**SHORT PROBLEM**
Copy every line of the listing exactly.

(Stored records)
==*==

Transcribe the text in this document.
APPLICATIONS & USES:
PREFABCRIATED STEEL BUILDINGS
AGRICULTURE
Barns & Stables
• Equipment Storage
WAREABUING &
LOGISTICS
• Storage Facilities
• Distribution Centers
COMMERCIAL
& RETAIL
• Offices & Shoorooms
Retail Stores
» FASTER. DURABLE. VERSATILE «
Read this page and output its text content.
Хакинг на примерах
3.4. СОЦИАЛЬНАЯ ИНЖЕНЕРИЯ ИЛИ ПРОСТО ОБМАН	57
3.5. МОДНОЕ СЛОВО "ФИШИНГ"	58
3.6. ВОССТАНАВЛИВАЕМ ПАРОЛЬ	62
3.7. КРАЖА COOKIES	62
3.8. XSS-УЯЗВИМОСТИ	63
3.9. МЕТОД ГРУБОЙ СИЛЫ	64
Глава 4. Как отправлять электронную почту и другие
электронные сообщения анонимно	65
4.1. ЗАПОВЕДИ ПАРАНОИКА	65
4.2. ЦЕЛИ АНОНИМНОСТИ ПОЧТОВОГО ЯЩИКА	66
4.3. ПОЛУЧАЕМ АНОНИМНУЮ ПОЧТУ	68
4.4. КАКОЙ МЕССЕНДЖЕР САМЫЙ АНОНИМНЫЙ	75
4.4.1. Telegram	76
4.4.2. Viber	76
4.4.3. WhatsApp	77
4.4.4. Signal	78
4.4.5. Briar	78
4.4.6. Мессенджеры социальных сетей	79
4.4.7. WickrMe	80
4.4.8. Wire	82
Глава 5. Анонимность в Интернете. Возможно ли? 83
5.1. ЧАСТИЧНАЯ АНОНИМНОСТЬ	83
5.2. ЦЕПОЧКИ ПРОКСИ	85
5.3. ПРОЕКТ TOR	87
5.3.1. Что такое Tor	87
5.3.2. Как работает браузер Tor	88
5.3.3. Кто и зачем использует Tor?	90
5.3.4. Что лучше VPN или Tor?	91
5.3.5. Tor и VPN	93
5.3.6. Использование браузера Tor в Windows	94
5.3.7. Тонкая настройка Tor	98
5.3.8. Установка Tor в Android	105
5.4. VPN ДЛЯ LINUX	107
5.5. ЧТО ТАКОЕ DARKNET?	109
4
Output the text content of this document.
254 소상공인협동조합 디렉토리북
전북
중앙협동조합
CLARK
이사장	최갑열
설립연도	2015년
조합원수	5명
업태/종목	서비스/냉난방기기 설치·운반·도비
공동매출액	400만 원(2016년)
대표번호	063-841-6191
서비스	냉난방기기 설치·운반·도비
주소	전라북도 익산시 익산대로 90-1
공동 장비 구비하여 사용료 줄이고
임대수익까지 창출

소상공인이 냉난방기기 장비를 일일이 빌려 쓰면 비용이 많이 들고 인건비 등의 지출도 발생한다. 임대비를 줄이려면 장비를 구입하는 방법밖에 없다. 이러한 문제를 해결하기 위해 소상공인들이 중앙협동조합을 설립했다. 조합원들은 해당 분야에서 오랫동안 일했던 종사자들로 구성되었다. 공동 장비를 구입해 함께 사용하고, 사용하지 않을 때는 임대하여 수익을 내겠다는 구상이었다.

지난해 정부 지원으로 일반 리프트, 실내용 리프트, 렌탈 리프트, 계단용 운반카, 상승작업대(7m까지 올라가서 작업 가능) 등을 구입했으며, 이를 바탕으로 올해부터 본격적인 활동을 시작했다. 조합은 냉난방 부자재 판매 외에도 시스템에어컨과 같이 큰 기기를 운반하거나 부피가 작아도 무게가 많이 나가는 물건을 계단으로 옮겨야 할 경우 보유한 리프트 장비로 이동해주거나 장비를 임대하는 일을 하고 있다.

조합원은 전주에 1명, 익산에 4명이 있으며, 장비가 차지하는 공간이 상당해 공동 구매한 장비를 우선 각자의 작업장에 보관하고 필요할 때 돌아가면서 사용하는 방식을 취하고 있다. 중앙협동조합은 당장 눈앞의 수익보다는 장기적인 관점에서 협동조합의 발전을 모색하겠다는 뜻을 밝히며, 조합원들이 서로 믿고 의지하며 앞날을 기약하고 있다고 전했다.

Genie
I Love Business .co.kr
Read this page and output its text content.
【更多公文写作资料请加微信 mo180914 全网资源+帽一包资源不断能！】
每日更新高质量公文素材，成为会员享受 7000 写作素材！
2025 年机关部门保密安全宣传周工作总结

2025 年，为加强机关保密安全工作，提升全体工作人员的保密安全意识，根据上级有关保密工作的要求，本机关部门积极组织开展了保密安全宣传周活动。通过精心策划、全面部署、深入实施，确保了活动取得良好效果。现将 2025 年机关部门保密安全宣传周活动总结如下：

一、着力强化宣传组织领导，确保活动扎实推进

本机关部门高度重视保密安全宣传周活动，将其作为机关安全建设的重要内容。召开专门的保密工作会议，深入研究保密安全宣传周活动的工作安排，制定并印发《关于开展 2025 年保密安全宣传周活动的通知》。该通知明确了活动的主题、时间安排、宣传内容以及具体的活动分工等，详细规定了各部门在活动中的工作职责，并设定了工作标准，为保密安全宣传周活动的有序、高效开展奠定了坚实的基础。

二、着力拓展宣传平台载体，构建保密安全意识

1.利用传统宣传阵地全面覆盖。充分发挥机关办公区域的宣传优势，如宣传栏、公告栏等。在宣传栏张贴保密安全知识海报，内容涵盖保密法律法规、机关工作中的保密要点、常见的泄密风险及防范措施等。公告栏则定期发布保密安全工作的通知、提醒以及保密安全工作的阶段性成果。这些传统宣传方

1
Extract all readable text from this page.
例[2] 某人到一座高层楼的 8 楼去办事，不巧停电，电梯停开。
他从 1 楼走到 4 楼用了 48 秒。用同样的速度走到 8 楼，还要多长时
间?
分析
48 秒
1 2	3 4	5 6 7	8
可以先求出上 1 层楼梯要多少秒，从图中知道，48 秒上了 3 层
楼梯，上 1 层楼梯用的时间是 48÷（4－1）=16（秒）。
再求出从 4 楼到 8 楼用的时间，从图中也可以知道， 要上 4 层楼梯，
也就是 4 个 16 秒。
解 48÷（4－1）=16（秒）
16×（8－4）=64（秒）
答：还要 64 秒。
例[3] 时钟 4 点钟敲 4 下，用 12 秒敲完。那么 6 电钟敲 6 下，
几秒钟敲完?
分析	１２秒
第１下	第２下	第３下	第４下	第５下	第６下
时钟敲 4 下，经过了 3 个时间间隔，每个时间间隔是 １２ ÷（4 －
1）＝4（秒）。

==*==

**WRITTEN ANSWER**
Transcribe the text in this document.
APPLICATIONS & USES:
PREFABCRIATED STEEL BUILDINGS
AGRICULTURE
Barns & Stables
• Equipment Storage
WAREABUING &
LOGISTICS
• Storage Facilities
• Distribution Centers
COMMERCIAL
& RETAIL
• Offices & Shoorooms
Retail Stores
» FASTER. DURABLE. VERSATILE «
Read this page and output its text content.
Хакинг на примерах
3.4. СОЦИАЛЬНАЯ ИНЖЕНЕРИЯ ИЛИ ПРОСТО ОБМАН	57
3.5. МОДНОЕ СЛОВО "ФИШИНГ"	58
3.6. ВОССТАНАВЛИВАЕМ ПАРОЛЬ	62
3.7. КРАЖА COOKIES	62
3.8. XSS-УЯЗВИМОСТИ	63
3.9. МЕТОД ГРУБОЙ СИЛЫ	64
Глава 4. Как отправлять электронную почту и другие
электронные сообщения анонимно	65
4.1. ЗАПОВЕДИ ПАРАНОИКА	65
4.2. ЦЕЛИ АНОНИМНОСТИ ПОЧТОВОГО ЯЩИКА	66
4.3. ПОЛУЧАЕМ АНОНИМНУЮ ПОЧТУ	68
4.4. КАКОЙ МЕССЕНДЖЕР САМЫЙ АНОНИМНЫЙ	75
4.4.1. Telegram	76
4.4.2. Viber	76
4.4.3. WhatsApp	77
4.4.4. Signal	78
4.4.5. Briar	78
4.4.6. Мессенджеры социальных сетей	79
4.4.7. WickrMe	80
4.4.8. Wire	82
Глава 5. Анонимность в Интернете. Возможно ли? 83
5.1. ЧАСТИЧНАЯ АНОНИМНОСТЬ	83
5.2. ЦЕПОЧКИ ПРОКСИ	85
5.3. ПРОЕКТ TOR	87
5.3.1. Что такое Tor	87
5.3.2. Как работает браузер Tor	88
5.3.3. Кто и зачем использует Tor?	90
5.3.4. Что лучше VPN или Tor?	91
5.3.5. Tor и VPN	93
5.3.6. Использование браузера Tor в Windows	94
5.3.7. Тонкая настройка Tor	98
5.3.8. Установка Tor в Android	105
5.4. VPN ДЛЯ LINUX	107
5.5. ЧТО ТАКОЕ DARKNET?	109
4
Output the text content of this document.
254 소상공인협동조합 디렉토리북
전북
중앙협동조합
CLARK
이사장	최갑열
설립연도	2015년
조합원수	5명
업태/종목	서비스/냉난방기기 설치·운반·도비
공동매출액	400만 원(2016년)
대표번호	063-841-6191
서비스	냉난방기기 설치·운반·도비
주소	전라북도 익산시 익산대로 90-1
공동 장비 구비하여 사용료 줄이고
임대수익까지 창출

소상공인이 냉난방기기 장비를 일일이 빌려 쓰면 비용이 많이 들고 인건비 등의 지출도 발생한다. 임대비를 줄이려면 장비를 구입하는 방법밖에 없다. 이러한 문제를 해결하기 위해 소상공인들이 중앙협동조합을 설립했다. 조합원들은 해당 분야에서 오랫동안 일했던 종사자들로 구성되었다. 공동 장비를 구입해 함께 사용하고, 사용하지 않을 때는 임대하여 수익을 내겠다는 구상이었다.

지난해 정부 지원으로 일반 리프트, 실내용 리프트, 렌탈 리프트, 계단용 운반카, 상승작업대(7m까지 올라가서 작업 가능) 등을 구입했으며, 이를 바탕으로 올해부터 본격적인 활동을 시작했다. 조합은 냉난방 부자재 판매 외에도 시스템에어컨과 같이 큰 기기를 운반하거나 부피가 작아도 무게가 많이 나가는 물건을 계단으로 옮겨야 할 경우 보유한 리프트 장비로 이동해주거나 장비를 임대하는 일을 하고 있다.

조합원은 전주에 1명, 익산에 4명이 있으며, 장비가 차지하는 공간이 상당해 공동 구매한 장비를 우선 각자의 작업장에 보관하고 필요할 때 돌아가면서 사용하는 방식을 취하고 있다. 중앙협동조합은 당장 눈앞의 수익보다는 장기적인 관점에서 협동조합의 발전을 모색하겠다는 뜻을 밝히며, 조합원들이 서로 믿고 의지하며 앞날을 기약하고 있다고 전했다.

Genie
I Love Business .co.kr
Read this page and output its text content.
【更多公文写作资料请加微信 mo180914 全网资源+帽一包资源不断能！】
每日更新高质量公文素材，成为会员享受 7000 写作素材！
2025 年机关部门保密安全宣传周工作总结

2025 年，为加强机关保密安全工作，提升全体工作人员的保密安全意识，根据上级有关保密工作的要求，本机关部门积极组织开展了保密安全宣传周活动。通过精心策划、全面部署、深入实施，确保了活动取得良好效果。现将 2025 年机关部门保密安全宣传周活动总结如下：

一、着力强化宣传组织领导，确保活动扎实推进

本机关部门高度重视保密安全宣传周活动，将其作为机关安全建设的重要内容。召开专门的保密工作会议，深入研究保密安全宣传周活动的工作安排，制定并印发《关于开展 2025 年保密安全宣传周活动的通知》。该通知明确了活动的主题、时间安排、宣传内容以及具体的活动分工等，详细规定了各部门在活动中的工作职责，并设定了工作标准，为保密安全宣传周活动的有序、高效开展奠定了坚实的基础。

二、着力拓展宣传平台载体，构建保密安全意识

1.利用传统宣传阵地全面覆盖。充分发挥机关办公区域的宣传优势，如宣传栏、公告栏等。在宣传栏张贴保密安全知识海报，内容涵盖保密法律法规、机关工作中的保密要点、常见的泄密风险及防范措施等。公告栏则定期发布保密安全工作的通知、提醒以及保密安全工作的阶段性成果。这些传统宣传方

1
Extract all readable text from this page.
例[2] 某人到一座高层楼的 8 楼去办事，不巧停电，电梯停开。
他从 1 楼走到 4 楼用了 48 秒。用同样的速度走到 8 楼，还要多长时
间?
分析
48 秒
1 2	3 4	5 6 7	8
可以先求出上 1 层楼梯要多少秒，从图中知道，48 秒上了 3 层
楼梯，上 1 层楼梯用的时间是 48÷（4－1）=16（秒）。
再求出从 4 楼到 8 楼用的时间，从图中也可以知道， 要上 4 层楼梯，
也就是 4 个 16 秒。
解 48÷（4－1）=16（秒）
16×（8－4）=64（秒）
答：还要 64 秒。
例[3] 时钟 4 点钟敲 4 下，用 12 秒敲完。那么 6 电钟敲 6 下，
几秒钟敲完?
分析	１２秒
第１下	第２下	第３下	第４下	第５下	第６下
时钟敲 4 下，经过了 3 个时间间隔，每个时间间隔是 １２ ÷（4 －
1）＝4（秒）。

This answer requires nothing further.